WHAT NEEDS TO BE DONE — Locate and copy each line in the data that contains the word "BMCI".
##### THE RECORDS
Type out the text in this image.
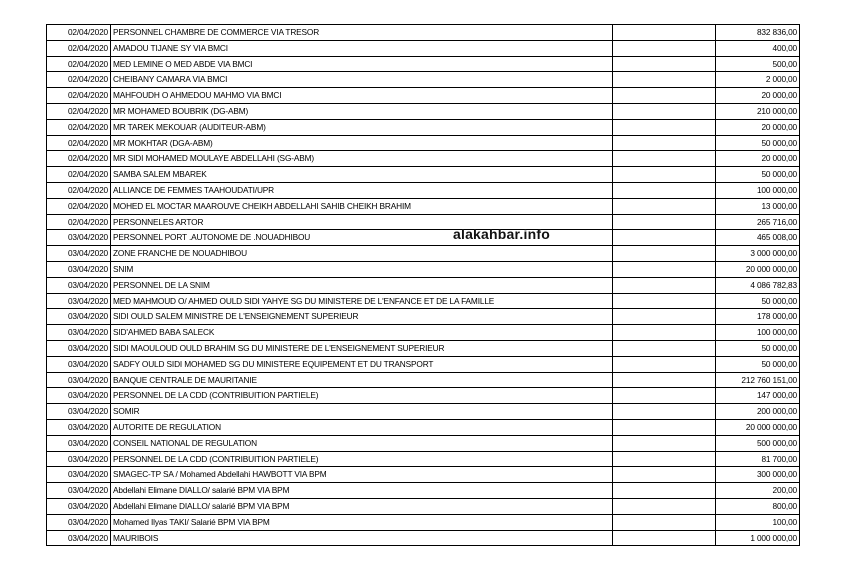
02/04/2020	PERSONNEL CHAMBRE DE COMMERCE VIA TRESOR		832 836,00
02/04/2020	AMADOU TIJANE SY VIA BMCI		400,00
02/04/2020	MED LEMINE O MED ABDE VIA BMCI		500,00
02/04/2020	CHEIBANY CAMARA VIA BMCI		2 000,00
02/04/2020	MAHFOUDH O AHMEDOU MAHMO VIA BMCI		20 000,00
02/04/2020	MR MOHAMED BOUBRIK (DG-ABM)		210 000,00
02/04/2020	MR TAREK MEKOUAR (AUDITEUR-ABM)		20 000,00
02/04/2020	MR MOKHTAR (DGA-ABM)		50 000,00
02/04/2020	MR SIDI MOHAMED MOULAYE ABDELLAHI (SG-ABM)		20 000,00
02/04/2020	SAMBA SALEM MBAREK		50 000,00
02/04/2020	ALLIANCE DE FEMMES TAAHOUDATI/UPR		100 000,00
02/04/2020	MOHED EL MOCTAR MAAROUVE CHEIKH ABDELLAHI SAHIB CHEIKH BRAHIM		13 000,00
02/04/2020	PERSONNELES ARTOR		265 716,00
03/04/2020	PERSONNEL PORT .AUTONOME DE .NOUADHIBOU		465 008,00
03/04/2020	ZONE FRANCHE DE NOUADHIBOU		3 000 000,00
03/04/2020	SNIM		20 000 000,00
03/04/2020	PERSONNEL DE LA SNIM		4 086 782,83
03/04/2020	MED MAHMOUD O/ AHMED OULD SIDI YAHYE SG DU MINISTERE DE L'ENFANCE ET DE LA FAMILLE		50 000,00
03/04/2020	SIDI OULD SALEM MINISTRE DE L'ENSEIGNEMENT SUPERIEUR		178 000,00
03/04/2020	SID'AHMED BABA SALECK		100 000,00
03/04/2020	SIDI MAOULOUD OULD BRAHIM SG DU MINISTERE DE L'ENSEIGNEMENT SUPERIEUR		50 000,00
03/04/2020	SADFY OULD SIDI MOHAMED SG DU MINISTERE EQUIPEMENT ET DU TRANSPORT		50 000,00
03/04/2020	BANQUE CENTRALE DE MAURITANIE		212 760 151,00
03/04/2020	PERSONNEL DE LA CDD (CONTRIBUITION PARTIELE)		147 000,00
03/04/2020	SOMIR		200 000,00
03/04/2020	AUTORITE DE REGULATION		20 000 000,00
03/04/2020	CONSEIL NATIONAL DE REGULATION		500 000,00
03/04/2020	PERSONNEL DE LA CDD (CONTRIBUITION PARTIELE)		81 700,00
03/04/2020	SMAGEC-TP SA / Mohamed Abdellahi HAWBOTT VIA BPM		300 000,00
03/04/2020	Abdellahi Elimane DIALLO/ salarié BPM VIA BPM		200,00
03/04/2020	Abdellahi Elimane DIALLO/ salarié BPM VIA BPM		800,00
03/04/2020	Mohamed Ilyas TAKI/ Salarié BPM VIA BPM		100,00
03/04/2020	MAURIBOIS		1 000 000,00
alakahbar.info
##########
##### THE RECORDS
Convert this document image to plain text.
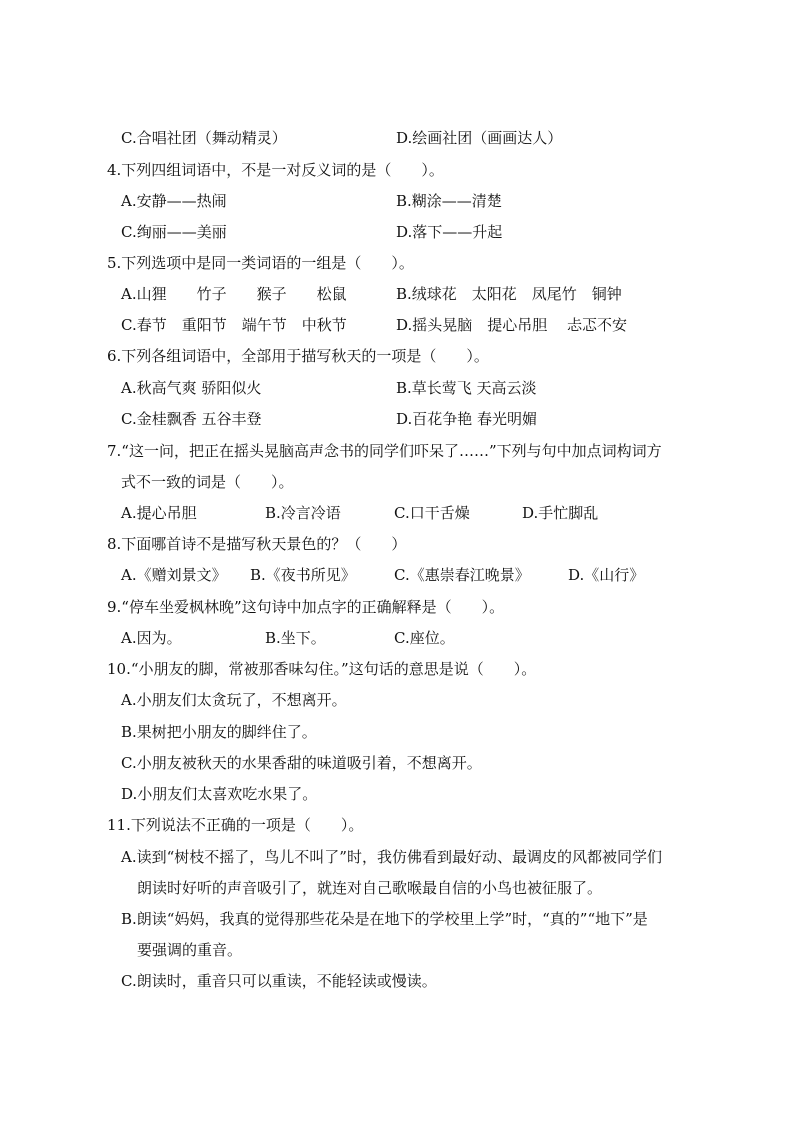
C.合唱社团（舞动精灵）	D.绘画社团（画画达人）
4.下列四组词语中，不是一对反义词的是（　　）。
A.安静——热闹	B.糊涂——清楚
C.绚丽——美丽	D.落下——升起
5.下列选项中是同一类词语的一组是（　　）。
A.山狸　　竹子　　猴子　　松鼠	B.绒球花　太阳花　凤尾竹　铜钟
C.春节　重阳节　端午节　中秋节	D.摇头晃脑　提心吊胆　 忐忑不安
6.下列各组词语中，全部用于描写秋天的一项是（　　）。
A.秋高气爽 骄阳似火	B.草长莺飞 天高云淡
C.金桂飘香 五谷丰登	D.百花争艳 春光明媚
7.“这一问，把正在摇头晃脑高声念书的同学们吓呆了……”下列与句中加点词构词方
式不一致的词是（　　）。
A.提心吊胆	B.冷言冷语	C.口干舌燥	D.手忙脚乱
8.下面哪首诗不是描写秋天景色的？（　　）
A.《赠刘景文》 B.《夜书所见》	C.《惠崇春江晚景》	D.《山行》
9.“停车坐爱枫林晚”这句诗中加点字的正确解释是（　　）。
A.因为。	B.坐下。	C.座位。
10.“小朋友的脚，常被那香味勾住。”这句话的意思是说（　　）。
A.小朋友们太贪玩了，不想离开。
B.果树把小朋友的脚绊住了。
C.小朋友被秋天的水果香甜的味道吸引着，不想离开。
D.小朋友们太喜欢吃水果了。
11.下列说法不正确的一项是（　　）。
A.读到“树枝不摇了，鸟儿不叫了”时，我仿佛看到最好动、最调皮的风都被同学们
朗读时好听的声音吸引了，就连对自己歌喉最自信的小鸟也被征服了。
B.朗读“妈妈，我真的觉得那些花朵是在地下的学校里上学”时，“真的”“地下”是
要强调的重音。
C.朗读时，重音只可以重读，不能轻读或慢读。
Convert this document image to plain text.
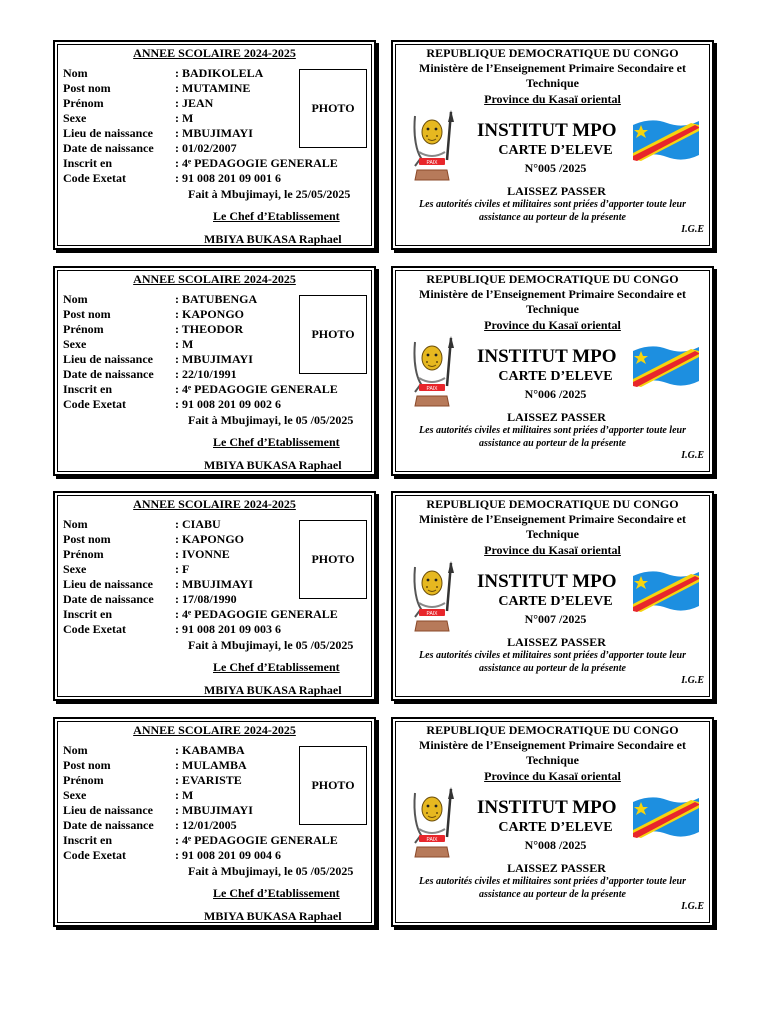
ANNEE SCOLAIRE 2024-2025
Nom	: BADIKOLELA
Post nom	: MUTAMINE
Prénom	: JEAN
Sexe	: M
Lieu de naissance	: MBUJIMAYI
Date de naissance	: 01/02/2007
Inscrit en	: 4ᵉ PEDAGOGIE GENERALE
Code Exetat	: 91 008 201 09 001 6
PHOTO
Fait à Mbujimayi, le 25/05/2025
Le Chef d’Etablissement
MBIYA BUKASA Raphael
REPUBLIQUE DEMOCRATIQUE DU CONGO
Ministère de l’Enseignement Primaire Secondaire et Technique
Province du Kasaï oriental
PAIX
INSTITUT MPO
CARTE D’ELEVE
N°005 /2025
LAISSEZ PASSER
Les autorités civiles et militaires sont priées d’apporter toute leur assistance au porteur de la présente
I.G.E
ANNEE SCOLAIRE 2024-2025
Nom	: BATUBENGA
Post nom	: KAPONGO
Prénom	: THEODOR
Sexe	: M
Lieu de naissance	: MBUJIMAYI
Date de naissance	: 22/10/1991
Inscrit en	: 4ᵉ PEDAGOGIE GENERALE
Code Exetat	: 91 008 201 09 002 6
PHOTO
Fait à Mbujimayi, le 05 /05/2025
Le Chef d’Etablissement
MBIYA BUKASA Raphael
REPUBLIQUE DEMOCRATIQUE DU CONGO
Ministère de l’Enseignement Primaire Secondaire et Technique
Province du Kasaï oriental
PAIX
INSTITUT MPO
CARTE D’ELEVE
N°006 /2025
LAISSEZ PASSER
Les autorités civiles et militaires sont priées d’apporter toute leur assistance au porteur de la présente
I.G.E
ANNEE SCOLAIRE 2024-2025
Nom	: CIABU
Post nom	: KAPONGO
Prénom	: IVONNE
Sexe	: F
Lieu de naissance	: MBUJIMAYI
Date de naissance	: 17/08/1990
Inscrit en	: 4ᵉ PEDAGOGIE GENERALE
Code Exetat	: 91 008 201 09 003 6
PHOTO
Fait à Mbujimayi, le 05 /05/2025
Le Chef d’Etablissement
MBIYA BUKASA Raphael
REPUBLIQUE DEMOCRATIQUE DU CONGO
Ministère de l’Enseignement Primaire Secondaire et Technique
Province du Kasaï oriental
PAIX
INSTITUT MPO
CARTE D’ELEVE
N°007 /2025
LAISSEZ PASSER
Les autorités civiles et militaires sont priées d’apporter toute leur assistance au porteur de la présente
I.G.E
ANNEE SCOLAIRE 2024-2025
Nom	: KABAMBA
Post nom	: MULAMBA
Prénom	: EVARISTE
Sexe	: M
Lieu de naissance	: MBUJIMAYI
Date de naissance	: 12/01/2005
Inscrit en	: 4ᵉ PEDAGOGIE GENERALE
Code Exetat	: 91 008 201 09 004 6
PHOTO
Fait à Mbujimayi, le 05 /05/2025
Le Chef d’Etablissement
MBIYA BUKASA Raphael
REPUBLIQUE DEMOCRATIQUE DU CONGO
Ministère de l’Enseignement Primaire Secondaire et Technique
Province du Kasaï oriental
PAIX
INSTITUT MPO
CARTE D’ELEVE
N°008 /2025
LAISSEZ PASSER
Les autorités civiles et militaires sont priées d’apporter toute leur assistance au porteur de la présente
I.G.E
##########
##### THE RECORDS
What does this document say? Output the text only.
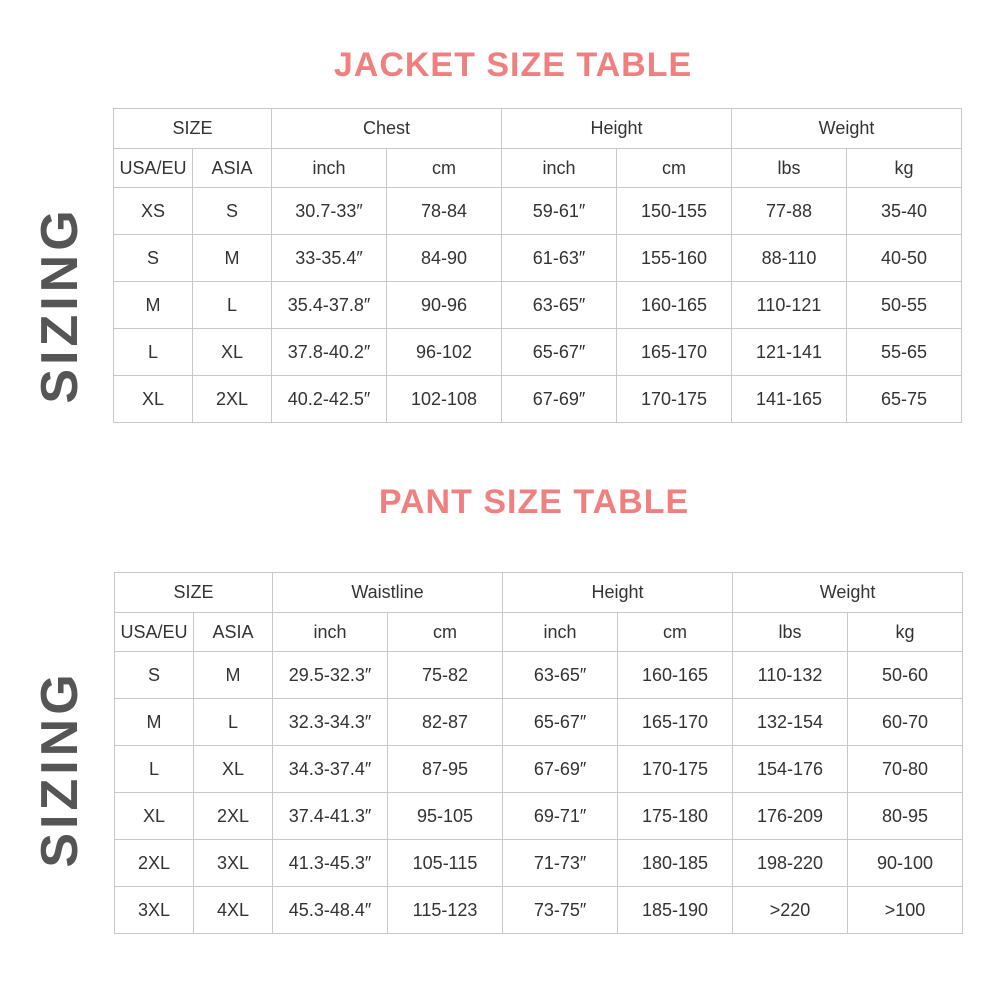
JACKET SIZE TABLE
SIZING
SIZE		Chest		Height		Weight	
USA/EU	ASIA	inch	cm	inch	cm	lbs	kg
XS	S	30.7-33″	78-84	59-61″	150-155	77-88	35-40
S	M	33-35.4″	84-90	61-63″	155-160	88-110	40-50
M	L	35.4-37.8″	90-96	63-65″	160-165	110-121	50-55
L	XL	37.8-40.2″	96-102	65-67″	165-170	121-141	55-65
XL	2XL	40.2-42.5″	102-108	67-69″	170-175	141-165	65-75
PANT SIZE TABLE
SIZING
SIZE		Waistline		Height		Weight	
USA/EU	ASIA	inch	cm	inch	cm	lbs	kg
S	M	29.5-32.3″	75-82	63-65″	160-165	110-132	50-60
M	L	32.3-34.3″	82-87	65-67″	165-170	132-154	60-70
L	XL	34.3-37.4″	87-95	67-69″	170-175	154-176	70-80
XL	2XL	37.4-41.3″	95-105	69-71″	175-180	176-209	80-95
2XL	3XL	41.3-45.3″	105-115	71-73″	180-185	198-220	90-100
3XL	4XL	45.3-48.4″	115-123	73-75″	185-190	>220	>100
##########
REPLY —
02/04/2020	AMADOU TIJANE SY VIA BMCI		400,00
02/04/2020	MED LEMINE O MED ABDE VIA BMCI		500,00
02/04/2020	CHEIBANY CAMARA VIA BMCI		2 000,00
02/04/2020	MAHFOUDH O AHMEDOU MAHMO VIA BMCI		20 000,00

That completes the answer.